▸ **DESCRIPTION OF THE TASK**
Scan the entries below and extract each line with the word "décolletée" in it.

▸ **PROVIDED DATA**
** BEGIN **
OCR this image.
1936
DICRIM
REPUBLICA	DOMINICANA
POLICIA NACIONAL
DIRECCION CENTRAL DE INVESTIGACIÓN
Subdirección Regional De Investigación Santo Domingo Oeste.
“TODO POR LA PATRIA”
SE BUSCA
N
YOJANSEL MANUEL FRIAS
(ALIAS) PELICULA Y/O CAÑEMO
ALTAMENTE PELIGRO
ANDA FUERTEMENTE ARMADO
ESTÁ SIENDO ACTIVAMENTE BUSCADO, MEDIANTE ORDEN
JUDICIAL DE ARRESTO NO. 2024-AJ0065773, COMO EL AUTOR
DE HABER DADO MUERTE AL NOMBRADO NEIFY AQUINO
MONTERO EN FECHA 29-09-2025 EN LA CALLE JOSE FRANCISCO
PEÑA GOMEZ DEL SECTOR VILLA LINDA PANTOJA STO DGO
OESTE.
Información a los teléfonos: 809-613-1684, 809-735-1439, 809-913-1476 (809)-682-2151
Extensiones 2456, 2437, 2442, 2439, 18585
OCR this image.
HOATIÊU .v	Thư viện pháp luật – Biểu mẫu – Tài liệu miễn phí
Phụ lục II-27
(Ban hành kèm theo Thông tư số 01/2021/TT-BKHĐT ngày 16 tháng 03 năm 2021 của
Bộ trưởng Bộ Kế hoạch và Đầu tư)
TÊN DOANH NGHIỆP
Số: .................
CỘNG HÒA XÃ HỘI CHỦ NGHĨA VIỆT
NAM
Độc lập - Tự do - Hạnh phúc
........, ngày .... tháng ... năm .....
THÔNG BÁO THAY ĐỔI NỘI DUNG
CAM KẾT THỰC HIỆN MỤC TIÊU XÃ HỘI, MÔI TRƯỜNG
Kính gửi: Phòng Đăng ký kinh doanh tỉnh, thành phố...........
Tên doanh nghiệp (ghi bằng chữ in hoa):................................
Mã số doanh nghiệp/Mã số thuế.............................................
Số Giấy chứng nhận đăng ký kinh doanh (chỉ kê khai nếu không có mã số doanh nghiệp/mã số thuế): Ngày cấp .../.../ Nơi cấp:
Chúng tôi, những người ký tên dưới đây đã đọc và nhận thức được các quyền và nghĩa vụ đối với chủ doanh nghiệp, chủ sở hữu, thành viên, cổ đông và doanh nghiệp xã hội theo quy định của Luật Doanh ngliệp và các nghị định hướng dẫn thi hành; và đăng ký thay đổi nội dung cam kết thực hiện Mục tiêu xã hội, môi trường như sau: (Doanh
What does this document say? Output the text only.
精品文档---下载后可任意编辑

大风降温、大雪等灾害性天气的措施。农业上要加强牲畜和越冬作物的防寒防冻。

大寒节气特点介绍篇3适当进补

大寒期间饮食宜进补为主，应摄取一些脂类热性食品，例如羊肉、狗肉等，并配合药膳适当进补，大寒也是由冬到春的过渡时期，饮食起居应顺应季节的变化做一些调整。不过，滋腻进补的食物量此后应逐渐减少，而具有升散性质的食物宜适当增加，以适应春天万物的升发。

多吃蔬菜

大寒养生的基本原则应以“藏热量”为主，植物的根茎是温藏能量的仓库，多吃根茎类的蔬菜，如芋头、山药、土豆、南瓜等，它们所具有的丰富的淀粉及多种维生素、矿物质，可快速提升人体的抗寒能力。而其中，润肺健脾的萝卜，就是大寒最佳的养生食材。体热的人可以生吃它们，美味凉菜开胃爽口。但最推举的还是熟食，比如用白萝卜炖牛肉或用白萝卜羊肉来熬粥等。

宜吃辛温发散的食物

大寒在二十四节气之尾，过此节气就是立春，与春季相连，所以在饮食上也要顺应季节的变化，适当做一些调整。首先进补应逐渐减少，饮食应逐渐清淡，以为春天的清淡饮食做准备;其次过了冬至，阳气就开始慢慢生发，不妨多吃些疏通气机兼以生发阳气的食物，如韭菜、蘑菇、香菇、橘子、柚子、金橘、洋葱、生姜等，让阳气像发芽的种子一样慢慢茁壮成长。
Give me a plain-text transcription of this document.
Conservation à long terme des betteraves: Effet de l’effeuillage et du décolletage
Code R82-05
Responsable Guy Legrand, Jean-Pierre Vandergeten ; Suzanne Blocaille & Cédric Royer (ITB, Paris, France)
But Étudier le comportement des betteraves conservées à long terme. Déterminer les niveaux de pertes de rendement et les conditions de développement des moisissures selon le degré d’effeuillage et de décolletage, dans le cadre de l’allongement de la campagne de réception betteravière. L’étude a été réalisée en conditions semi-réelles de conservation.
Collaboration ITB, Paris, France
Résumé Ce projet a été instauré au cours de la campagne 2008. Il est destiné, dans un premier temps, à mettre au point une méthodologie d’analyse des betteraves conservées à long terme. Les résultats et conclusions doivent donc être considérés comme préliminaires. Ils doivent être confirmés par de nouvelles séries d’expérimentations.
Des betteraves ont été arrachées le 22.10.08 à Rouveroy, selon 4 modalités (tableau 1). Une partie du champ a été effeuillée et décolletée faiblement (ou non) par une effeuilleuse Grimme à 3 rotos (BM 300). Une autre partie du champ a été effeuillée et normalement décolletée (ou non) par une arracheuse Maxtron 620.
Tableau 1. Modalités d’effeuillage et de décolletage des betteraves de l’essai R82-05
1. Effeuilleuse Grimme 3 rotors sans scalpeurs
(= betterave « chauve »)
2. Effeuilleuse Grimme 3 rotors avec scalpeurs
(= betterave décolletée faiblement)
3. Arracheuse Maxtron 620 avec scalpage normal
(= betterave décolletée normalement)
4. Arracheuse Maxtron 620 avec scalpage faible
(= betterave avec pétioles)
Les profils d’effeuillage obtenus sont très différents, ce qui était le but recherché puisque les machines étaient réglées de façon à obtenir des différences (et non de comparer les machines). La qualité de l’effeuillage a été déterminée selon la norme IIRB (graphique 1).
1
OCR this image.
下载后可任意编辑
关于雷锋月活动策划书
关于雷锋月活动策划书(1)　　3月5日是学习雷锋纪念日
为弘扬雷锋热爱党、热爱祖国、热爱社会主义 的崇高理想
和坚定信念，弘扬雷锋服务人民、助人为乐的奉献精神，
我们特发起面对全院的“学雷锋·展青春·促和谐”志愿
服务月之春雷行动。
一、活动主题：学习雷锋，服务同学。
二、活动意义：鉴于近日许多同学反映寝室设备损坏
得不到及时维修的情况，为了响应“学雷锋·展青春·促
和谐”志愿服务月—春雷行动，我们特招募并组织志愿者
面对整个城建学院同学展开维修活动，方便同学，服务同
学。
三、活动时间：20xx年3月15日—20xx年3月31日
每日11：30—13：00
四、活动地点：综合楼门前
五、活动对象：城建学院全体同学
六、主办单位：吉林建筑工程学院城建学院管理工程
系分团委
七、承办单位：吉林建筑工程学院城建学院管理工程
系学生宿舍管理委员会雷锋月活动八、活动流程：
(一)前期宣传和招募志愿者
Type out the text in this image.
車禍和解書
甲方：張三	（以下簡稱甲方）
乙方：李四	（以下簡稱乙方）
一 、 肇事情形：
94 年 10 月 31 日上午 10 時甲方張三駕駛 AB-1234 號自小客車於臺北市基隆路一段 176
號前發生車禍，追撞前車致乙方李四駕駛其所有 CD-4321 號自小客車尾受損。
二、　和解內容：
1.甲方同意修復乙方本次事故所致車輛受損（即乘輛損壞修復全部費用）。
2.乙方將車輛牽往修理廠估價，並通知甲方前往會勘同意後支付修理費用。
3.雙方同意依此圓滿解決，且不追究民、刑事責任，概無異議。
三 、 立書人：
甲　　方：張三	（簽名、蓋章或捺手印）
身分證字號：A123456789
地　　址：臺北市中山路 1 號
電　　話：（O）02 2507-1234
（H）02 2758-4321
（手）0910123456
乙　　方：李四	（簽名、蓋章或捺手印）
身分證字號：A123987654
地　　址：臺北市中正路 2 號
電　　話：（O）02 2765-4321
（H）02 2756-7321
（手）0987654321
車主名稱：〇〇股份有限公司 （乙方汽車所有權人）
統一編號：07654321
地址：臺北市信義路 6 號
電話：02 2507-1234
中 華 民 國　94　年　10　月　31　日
** END **
▸ **EXERCISE ANSWER**
Des betteraves ont été arrachées le 22.10.08 à Rouveroy, selon 4 modalités (tableau 1). Une partie du champ a été effeuillée et décolletée faiblement (ou non) par une effeuilleuse Grimme à 3 rotos (BM 300). Une autre partie du champ a été effeuillée et normalement décolletée (ou non) par une arracheuse Maxtron 620.
(= betterave décolletée faiblement)
(= betterave décolletée normalement)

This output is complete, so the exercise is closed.